• [AIM OF THE EXERCISE]:
In the listing below, count each line containing "Examples" and answer with the count only.

====== DATASET ENTRIES ======

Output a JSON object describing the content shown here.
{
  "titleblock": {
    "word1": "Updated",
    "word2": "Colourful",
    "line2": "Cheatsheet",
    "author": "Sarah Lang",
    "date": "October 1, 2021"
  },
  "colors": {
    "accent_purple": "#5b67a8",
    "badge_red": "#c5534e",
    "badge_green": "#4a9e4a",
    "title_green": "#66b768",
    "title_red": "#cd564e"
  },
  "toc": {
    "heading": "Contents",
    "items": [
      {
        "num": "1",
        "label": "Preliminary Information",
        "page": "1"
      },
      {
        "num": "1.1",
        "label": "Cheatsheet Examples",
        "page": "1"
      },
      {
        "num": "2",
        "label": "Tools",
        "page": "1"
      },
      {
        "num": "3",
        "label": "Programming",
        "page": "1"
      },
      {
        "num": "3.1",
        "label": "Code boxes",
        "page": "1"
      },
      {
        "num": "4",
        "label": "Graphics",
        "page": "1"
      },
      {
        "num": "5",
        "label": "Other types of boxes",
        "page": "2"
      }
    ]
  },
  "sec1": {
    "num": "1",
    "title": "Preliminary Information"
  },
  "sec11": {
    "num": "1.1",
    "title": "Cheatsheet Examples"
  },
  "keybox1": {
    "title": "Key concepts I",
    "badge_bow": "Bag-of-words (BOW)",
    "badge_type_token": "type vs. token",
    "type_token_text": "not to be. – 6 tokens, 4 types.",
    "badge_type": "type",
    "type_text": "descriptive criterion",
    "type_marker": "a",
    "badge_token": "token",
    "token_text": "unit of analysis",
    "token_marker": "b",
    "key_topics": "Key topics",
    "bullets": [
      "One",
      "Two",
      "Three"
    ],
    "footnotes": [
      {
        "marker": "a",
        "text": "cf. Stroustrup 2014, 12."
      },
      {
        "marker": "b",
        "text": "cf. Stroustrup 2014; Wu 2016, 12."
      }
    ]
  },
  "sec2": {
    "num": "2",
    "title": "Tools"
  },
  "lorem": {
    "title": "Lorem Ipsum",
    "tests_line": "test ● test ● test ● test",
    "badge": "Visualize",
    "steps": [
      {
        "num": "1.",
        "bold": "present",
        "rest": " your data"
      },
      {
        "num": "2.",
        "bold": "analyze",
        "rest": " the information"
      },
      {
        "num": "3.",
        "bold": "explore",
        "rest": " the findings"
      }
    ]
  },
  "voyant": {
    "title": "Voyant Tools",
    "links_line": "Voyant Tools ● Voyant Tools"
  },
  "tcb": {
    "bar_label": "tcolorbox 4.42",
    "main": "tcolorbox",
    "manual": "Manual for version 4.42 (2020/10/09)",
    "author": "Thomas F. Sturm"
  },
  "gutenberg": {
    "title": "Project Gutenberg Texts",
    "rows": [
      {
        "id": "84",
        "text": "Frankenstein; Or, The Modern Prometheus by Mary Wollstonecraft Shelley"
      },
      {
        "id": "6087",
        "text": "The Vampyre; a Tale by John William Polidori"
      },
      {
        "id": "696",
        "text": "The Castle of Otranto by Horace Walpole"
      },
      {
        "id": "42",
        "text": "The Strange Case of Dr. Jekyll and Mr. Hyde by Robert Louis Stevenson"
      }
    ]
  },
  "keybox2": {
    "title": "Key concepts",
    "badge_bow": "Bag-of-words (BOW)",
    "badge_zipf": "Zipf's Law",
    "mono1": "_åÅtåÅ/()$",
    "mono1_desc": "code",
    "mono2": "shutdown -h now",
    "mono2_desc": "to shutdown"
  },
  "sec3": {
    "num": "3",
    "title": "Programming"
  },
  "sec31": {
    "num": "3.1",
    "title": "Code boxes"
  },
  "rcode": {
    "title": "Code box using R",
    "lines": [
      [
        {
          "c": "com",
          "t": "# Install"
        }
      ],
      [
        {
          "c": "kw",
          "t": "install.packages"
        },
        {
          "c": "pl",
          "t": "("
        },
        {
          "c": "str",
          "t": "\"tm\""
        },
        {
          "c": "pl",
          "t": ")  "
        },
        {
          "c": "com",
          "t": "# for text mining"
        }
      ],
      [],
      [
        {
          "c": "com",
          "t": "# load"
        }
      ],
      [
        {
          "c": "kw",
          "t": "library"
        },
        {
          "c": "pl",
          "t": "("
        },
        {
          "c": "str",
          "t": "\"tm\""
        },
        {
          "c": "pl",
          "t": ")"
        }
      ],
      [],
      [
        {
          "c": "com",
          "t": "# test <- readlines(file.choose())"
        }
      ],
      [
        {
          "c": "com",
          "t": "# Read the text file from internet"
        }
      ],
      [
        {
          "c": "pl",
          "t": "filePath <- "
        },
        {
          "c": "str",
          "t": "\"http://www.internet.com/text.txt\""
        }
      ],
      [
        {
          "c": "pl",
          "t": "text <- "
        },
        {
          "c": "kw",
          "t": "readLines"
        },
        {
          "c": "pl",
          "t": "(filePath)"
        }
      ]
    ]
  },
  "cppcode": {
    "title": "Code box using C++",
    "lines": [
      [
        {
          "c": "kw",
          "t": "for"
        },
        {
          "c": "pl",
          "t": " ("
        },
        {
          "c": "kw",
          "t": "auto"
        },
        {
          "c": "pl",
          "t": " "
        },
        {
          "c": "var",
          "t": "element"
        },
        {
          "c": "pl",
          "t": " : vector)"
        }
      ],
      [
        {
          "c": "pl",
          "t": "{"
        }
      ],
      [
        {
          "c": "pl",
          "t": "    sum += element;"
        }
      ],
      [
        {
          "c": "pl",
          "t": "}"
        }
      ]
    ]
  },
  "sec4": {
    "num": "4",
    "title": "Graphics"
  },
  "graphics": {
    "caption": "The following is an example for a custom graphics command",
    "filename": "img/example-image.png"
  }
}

======

• [OUTPUT FOR THIS TASK]:
2